#### DATA EXCERPTS
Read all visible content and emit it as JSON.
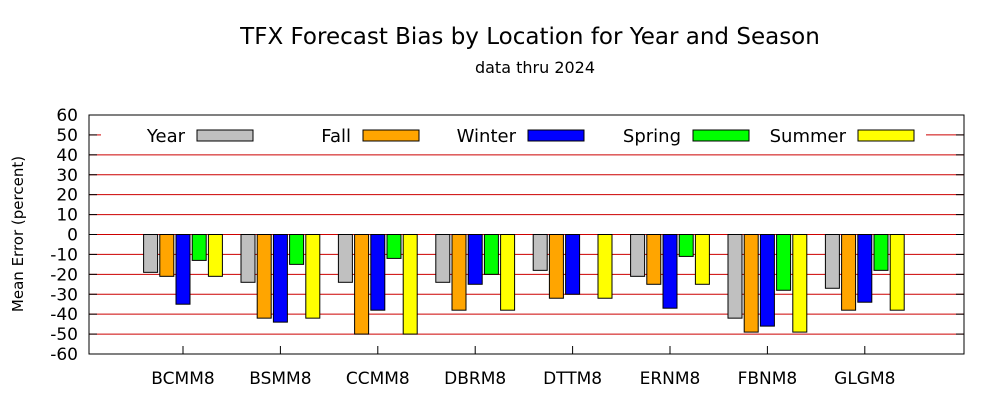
{
  "chart_data": {
    "type": "bar",
    "title": "TFX Forecast Bias by Location for Year and Season",
    "subtitle": "data thru 2024",
    "xlabel": "",
    "ylabel": "Mean Error (percent)",
    "ylim": [
      -60,
      60
    ],
    "yticks": [
      "60",
      "50",
      "40",
      "30",
      "20",
      "10",
      "0",
      "-10",
      "-20",
      "-30",
      "-40",
      "-50",
      "-60"
    ],
    "grid": "horizontal lines at 10-unit intervals",
    "legend_position": "top",
    "categories": [
      "BCMM8",
      "BSMM8",
      "CCMM8",
      "DBRM8",
      "DTTM8",
      "ERNM8",
      "FBNM8",
      "GLGM8"
    ],
    "series": [
      {
        "name": "Year",
        "color": "#c0c0c0",
        "values": [
          -19,
          -24,
          -24,
          -24,
          -18,
          -21,
          -42,
          -27
        ]
      },
      {
        "name": "Fall",
        "color": "#ffa500",
        "values": [
          -21,
          -42,
          -50,
          -38,
          -32,
          -25,
          -49,
          -38
        ]
      },
      {
        "name": "Winter",
        "color": "#0000ff",
        "values": [
          -35,
          -44,
          -38,
          -25,
          -30,
          -37,
          -46,
          -34
        ]
      },
      {
        "name": "Spring",
        "color": "#00ff00",
        "values": [
          -13,
          -15,
          -12,
          -20,
          null,
          -11,
          -28,
          -18
        ]
      },
      {
        "name": "Summer",
        "color": "#ffff00",
        "values": [
          -21,
          -42,
          -50,
          -38,
          -32,
          -25,
          -49,
          -38
        ]
      }
    ]
  }
}
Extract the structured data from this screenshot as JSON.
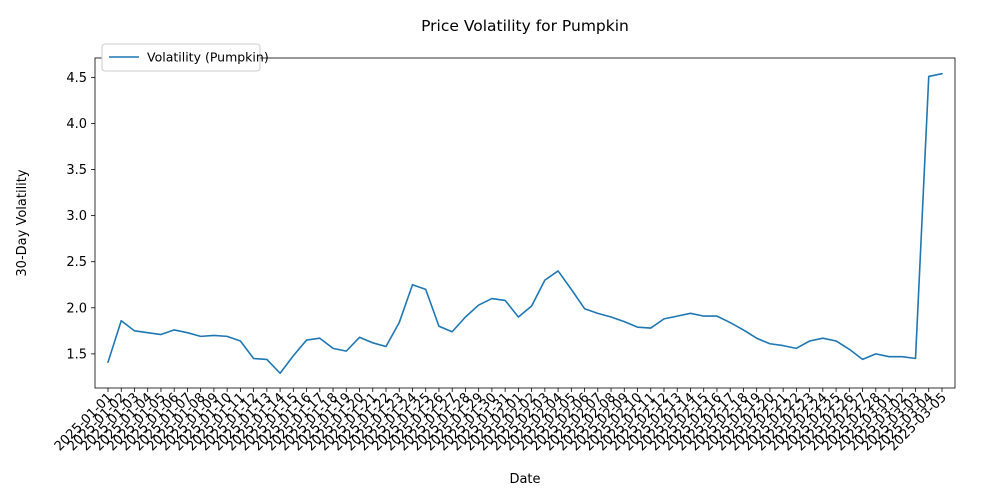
{
  "chart_data": {
    "type": "line",
    "title": "Price Volatility for Pumpkin",
    "xlabel": "Date",
    "ylabel": "30-Day Volatility",
    "ylim": [
      1.13,
      4.71
    ],
    "yticks": [
      "1.5",
      "2.0",
      "2.5",
      "3.0",
      "3.5",
      "4.0",
      "4.5"
    ],
    "grid": false,
    "legend_position": "top-left",
    "line_color": "#1f77b4",
    "x": [
      "2025-01-01",
      "2025-01-02",
      "2025-01-03",
      "2025-01-04",
      "2025-01-05",
      "2025-01-06",
      "2025-01-07",
      "2025-01-08",
      "2025-01-09",
      "2025-01-10",
      "2025-01-11",
      "2025-01-12",
      "2025-01-13",
      "2025-01-14",
      "2025-01-15",
      "2025-01-16",
      "2025-01-17",
      "2025-01-18",
      "2025-01-19",
      "2025-01-20",
      "2025-01-21",
      "2025-01-22",
      "2025-01-23",
      "2025-01-24",
      "2025-01-25",
      "2025-01-26",
      "2025-01-27",
      "2025-01-28",
      "2025-01-29",
      "2025-01-30",
      "2025-01-31",
      "2025-02-01",
      "2025-02-02",
      "2025-02-03",
      "2025-02-04",
      "2025-02-05",
      "2025-02-06",
      "2025-02-07",
      "2025-02-08",
      "2025-02-09",
      "2025-02-10",
      "2025-02-11",
      "2025-02-12",
      "2025-02-13",
      "2025-02-14",
      "2025-02-15",
      "2025-02-16",
      "2025-02-17",
      "2025-02-18",
      "2025-02-19",
      "2025-02-20",
      "2025-02-21",
      "2025-02-22",
      "2025-02-23",
      "2025-02-24",
      "2025-02-25",
      "2025-02-26",
      "2025-02-27",
      "2025-02-28",
      "2025-03-01",
      "2025-03-02",
      "2025-03-03",
      "2025-03-04",
      "2025-03-05"
    ],
    "series": [
      {
        "name": "Volatility (Pumpkin)",
        "values": [
          1.41,
          1.86,
          1.75,
          1.73,
          1.71,
          1.76,
          1.73,
          1.69,
          1.7,
          1.69,
          1.64,
          1.45,
          1.44,
          1.29,
          1.48,
          1.65,
          1.67,
          1.56,
          1.53,
          1.68,
          1.62,
          1.58,
          1.84,
          2.25,
          2.2,
          1.8,
          1.74,
          1.9,
          2.03,
          2.1,
          2.08,
          1.9,
          2.02,
          2.3,
          2.4,
          2.2,
          1.99,
          1.94,
          1.9,
          1.85,
          1.79,
          1.78,
          1.88,
          1.91,
          1.94,
          1.91,
          1.91,
          1.84,
          1.76,
          1.67,
          1.61,
          1.59,
          1.56,
          1.64,
          1.67,
          1.64,
          1.55,
          1.44,
          1.5,
          1.47,
          1.47,
          1.45,
          4.51,
          4.54
        ]
      }
    ]
  }
}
########
→ **EXERCISE OBJECTIVE**
Copy the entries above faithfully and omit every image.

→ **SOLUTION BELOW**
Read all visible content and emit it as JSON.
{
  "chart_data": {
    "type": "bar",
    "title": "TFX Forecast Bias by Location for Year and Season",
    "subtitle": "data thru 2024",
    "xlabel": "",
    "ylabel": "Mean Error (percent)",
    "ylim": [
      -60,
      60
    ],
    "yticks": [
      "60",
      "50",
      "40",
      "30",
      "20",
      "10",
      "0",
      "-10",
      "-20",
      "-30",
      "-40",
      "-50",
      "-60"
    ],
    "grid": "horizontal lines at 10-unit intervals",
    "legend_position": "top",
    "categories": [
      "BCMM8",
      "BSMM8",
      "CCMM8",
      "DBRM8",
      "DTTM8",
      "ERNM8",
      "FBNM8",
      "GLGM8"
    ],
    "series": [
      {
        "name": "Year",
        "color": "#c0c0c0",
        "values": [
          -19,
          -24,
          -24,
          -24,
          -18,
          -21,
          -42,
          -27
        ]
      },
      {
        "name": "Fall",
        "color": "#ffa500",
        "values": [
          -21,
          -42,
          -50,
          -38,
          -32,
          -25,
          -49,
          -38
        ]
      },
      {
        "name": "Winter",
        "color": "#0000ff",
        "values": [
          -35,
          -44,
          -38,
          -25,
          -30,
          -37,
          -46,
          -34
        ]
      },
      {
        "name": "Spring",
        "color": "#00ff00",
        "values": [
          -13,
          -15,
          -12,
          -20,
          null,
          -11,
          -28,
          -18
        ]
      },
      {
        "name": "Summer",
        "color": "#ffff00",
        "values": [
          -21,
          -42,
          -50,
          -38,
          -32,
          -25,
          -49,
          -38
        ]
      }
    ]
  }
}
Extract the structured data from this screenshot as JSON.
{
  "chart_data": {
    "type": "line",
    "title": "Price Volatility for Pumpkin",
    "xlabel": "Date",
    "ylabel": "30-Day Volatility",
    "ylim": [
      1.13,
      4.71
    ],
    "yticks": [
      "1.5",
      "2.0",
      "2.5",
      "3.0",
      "3.5",
      "4.0",
      "4.5"
    ],
    "grid": false,
    "legend_position": "top-left",
    "line_color": "#1f77b4",
    "x": [
      "2025-01-01",
      "2025-01-02",
      "2025-01-03",
      "2025-01-04",
      "2025-01-05",
      "2025-01-06",
      "2025-01-07",
      "2025-01-08",
      "2025-01-09",
      "2025-01-10",
      "2025-01-11",
      "2025-01-12",
      "2025-01-13",
      "2025-01-14",
      "2025-01-15",
      "2025-01-16",
      "2025-01-17",
      "2025-01-18",
      "2025-01-19",
      "2025-01-20",
      "2025-01-21",
      "2025-01-22",
      "2025-01-23",
      "2025-01-24",
      "2025-01-25",
      "2025-01-26",
      "2025-01-27",
      "2025-01-28",
      "2025-01-29",
      "2025-01-30",
      "2025-01-31",
      "2025-02-01",
      "2025-02-02",
      "2025-02-03",
      "2025-02-04",
      "2025-02-05",
      "2025-02-06",
      "2025-02-07",
      "2025-02-08",
      "2025-02-09",
      "2025-02-10",
      "2025-02-11",
      "2025-02-12",
      "2025-02-13",
      "2025-02-14",
      "2025-02-15",
      "2025-02-16",
      "2025-02-17",
      "2025-02-18",
      "2025-02-19",
      "2025-02-20",
      "2025-02-21",
      "2025-02-22",
      "2025-02-23",
      "2025-02-24",
      "2025-02-25",
      "2025-02-26",
      "2025-02-27",
      "2025-02-28",
      "2025-03-01",
      "2025-03-02",
      "2025-03-03",
      "2025-03-04",
      "2025-03-05"
    ],
    "series": [
      {
        "name": "Volatility (Pumpkin)",
        "values": [
          1.41,
          1.86,
          1.75,
          1.73,
          1.71,
          1.76,
          1.73,
          1.69,
          1.7,
          1.69,
          1.64,
          1.45,
          1.44,
          1.29,
          1.48,
          1.65,
          1.67,
          1.56,
          1.53,
          1.68,
          1.62,
          1.58,
          1.84,
          2.25,
          2.2,
          1.8,
          1.74,
          1.9,
          2.03,
          2.1,
          2.08,
          1.9,
          2.02,
          2.3,
          2.4,
          2.2,
          1.99,
          1.94,
          1.9,
          1.85,
          1.79,
          1.78,
          1.88,
          1.91,
          1.94,
          1.91,
          1.91,
          1.84,
          1.76,
          1.67,
          1.61,
          1.59,
          1.56,
          1.64,
          1.67,
          1.64,
          1.55,
          1.44,
          1.5,
          1.47,
          1.47,
          1.45,
          4.51,
          4.54
        ]
      }
    ]
  }
}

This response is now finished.